# Document
============
This square is known as Quintana de los Muertos, which means Square of the Dead. The unusual name came from the many tombs that had lain here since Pagan times.
You have come out onto the square through the Royal Doorway. This door gets its name from the coat of arms over it which, as you can see, is immense. Its main features are the four Doric columns and the enormous bronze nails in the doors.
The facade looking onto this square was built in the 17th century to hide the chaotic additions made to the Romanesque apse. It features the Holy Doorway, which you will identify from its many carvings. Here again, you can see the scene with the Apostle St. James and his disciples Athanasius and Theodore, who are accompanied by 24 Romanesque carvings from Master Mateo’s stone choir. The ones in better condition were restored in the 19th century.
============
# Tasks
A - Decide whether each statement agrees with the Quintana de los Muertos passage: (i) the square's name comes from tombs that have been there since Pagan times; (ii) the Royal Doorway has four Corinthian columns; (iii) the facade onto the square was built in the 16th century. Answer yes or no for each, and quote the words from the passage that settle it.
B - Using the Quintana de los Muertos passage, answer these questions:
(i) What does the name Quintana de los Muertos mean?
(ii) What gives the Royal Doorway its name?
(iii) How many Romanesque carvings accompany the scene with the Apostle St. James, and where do they come from?
C - Duplicate the Quintana de los Muertos passage, starting at "This square is" and ending at "since Pagan times.".

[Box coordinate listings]
============
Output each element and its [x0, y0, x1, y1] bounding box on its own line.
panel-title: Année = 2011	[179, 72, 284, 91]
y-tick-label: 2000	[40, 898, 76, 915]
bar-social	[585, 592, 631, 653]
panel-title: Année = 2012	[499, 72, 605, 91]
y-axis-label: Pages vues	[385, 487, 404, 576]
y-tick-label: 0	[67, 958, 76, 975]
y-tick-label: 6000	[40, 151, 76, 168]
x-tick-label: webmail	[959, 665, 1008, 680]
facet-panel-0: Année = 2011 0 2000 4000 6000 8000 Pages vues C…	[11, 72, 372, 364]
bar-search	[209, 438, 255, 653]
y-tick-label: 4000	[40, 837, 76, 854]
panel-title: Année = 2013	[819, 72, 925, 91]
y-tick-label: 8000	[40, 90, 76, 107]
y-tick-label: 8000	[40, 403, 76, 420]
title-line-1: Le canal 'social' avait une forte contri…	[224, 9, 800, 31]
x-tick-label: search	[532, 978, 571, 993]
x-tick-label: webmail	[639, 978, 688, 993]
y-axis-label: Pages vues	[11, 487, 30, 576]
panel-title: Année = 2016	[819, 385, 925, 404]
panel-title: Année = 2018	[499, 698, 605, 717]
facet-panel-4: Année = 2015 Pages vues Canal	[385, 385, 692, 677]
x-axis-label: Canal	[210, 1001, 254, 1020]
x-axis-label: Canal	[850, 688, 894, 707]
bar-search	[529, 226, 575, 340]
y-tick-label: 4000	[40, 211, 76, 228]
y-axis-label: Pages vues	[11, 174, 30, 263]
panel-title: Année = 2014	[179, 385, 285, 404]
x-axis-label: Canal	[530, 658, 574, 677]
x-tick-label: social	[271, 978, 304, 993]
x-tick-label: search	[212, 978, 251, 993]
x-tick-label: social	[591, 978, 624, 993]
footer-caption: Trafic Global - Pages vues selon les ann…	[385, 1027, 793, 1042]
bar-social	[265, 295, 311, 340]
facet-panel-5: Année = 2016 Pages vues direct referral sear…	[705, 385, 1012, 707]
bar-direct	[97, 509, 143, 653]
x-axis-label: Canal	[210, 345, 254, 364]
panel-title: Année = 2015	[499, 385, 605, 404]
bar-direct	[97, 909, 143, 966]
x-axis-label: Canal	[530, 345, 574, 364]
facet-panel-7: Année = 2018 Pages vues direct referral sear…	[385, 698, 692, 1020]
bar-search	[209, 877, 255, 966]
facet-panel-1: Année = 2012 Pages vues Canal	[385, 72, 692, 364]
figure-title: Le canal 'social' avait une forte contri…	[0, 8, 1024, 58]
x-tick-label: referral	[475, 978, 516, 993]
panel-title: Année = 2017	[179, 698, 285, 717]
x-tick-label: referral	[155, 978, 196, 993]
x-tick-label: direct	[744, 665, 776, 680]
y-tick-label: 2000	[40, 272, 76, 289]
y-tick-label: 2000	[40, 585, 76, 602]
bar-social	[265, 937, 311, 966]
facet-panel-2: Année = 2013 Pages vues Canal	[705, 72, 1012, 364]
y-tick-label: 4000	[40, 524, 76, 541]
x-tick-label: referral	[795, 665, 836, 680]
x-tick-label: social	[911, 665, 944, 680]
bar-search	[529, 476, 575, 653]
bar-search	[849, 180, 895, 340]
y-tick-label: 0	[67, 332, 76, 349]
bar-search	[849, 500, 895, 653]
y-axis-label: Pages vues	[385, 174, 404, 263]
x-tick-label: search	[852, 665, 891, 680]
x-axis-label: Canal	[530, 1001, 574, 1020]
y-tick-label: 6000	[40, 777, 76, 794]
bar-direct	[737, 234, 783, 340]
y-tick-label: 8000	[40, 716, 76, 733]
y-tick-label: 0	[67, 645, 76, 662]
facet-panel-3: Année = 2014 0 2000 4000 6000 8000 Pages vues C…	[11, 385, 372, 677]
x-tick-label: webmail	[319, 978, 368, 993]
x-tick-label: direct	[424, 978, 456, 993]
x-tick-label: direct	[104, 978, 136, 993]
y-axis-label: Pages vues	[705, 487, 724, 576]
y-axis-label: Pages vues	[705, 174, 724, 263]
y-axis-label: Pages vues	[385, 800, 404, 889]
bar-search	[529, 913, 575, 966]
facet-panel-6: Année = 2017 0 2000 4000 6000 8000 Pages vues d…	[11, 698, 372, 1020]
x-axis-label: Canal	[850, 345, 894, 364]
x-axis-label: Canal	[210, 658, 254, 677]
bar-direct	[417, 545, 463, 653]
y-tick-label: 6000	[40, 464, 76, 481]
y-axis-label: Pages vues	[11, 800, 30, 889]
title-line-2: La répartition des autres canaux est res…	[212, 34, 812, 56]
============
# Results for the exercise
A -
(i) Yes: "The unusual name came from the many tombs that had lain here since Pagan times."
(ii) No: "Its main features are the four Doric columns and the enormous bronze nails in the doors."
(iii) No: "The facade looking onto this square was built in the 17th century to hide the chaotic additions made to the Romanesque apse."

B -
(i) Square of the Dead.
(ii) The coat of arms over it.
(iii) 24, from Master Mateo's stone choir.

C -
This square is known as Quintana de los Muertos, which means Square of the Dead. The unusual name came from the many tombs that had lain here since Pagan times.